Stated exercise: What follows is a block of records; restate each one word for word.

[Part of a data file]
** begin **

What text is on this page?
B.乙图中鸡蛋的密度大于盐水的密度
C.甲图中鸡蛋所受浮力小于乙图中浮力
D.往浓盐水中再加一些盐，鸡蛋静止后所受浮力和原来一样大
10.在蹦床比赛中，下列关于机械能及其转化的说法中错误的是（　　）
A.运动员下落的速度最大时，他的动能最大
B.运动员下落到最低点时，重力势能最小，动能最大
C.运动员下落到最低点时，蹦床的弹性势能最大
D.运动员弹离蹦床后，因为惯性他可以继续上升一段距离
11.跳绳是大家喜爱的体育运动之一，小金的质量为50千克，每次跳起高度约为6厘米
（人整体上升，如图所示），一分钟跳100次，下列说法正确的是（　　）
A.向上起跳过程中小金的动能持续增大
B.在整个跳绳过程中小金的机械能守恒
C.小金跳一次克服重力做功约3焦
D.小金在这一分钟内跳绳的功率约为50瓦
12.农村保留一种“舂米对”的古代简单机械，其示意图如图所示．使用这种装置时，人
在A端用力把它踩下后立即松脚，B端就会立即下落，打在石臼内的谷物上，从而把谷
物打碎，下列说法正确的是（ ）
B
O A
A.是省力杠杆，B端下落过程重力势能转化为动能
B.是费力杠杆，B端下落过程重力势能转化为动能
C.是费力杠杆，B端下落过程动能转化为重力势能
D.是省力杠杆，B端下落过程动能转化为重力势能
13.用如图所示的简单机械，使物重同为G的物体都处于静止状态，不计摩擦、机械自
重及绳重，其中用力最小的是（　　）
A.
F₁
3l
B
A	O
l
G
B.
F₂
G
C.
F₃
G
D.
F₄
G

** end **

Answer for the task:
What text is on this page?
B.乙图中鸡蛋的密度大于盐水的密度
C.甲图中鸡蛋所受浮力小于乙图中浮力
D.往浓盐水中再加一些盐，鸡蛋静止后所受浮力和原来一样大
10.在蹦床比赛中，下列关于机械能及其转化的说法中错误的是（　　）
A.运动员下落的速度最大时，他的动能最大
B.运动员下落到最低点时，重力势能最小，动能最大
C.运动员下落到最低点时，蹦床的弹性势能最大
D.运动员弹离蹦床后，因为惯性他可以继续上升一段距离
11.跳绳是大家喜爱的体育运动之一，小金的质量为50千克，每次跳起高度约为6厘米
（人整体上升，如图所示），一分钟跳100次，下列说法正确的是（　　）
A.向上起跳过程中小金的动能持续增大
B.在整个跳绳过程中小金的机械能守恒
C.小金跳一次克服重力做功约3焦
D.小金在这一分钟内跳绳的功率约为50瓦
12.农村保留一种“舂米对”的古代简单机械，其示意图如图所示．使用这种装置时，人
在A端用力把它踩下后立即松脚，B端就会立即下落，打在石臼内的谷物上，从而把谷
物打碎，下列说法正确的是（ ）
B
O A
A.是省力杠杆，B端下落过程重力势能转化为动能
B.是费力杠杆，B端下落过程重力势能转化为动能
C.是费力杠杆，B端下落过程动能转化为重力势能
D.是省力杠杆，B端下落过程动能转化为重力势能
13.用如图所示的简单机械，使物重同为G的物体都处于静止状态，不计摩擦、机械自
重及绳重，其中用力最小的是（　　）
A.
F₁
3l
B
A	O
l
G
B.
F₂
G
C.
F₃
G
D.
F₄
G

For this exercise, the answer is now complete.